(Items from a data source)
================================

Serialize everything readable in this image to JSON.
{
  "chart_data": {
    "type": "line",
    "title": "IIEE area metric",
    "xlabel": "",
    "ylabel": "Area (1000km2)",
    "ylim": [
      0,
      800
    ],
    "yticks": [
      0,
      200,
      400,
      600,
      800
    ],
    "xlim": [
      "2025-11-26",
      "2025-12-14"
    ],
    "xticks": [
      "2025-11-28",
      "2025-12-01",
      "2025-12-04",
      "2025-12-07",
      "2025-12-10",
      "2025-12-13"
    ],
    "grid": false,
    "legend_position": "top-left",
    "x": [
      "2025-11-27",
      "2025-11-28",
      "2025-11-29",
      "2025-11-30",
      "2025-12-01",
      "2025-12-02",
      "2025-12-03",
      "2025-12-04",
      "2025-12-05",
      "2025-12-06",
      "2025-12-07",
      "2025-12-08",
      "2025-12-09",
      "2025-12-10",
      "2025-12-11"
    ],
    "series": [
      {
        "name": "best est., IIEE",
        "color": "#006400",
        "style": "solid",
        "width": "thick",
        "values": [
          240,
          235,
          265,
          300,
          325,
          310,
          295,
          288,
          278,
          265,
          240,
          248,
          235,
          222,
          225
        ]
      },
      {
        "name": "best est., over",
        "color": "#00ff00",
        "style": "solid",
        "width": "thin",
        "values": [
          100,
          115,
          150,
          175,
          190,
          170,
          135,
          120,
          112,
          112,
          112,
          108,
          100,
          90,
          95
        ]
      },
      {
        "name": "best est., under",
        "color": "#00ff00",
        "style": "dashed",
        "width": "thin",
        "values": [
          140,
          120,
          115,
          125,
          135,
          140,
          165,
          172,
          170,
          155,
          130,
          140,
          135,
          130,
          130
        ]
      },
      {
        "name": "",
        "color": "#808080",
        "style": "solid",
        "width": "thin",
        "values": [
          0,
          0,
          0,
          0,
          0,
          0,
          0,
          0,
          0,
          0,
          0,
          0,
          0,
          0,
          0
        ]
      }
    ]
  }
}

================================

▸ Aim: Show each line of the data that contains the string "color".

▸ Exercise output:
        "color": "#006400",
        "color": "#00ff00",
        "color": "#00ff00",
        "color": "#808080",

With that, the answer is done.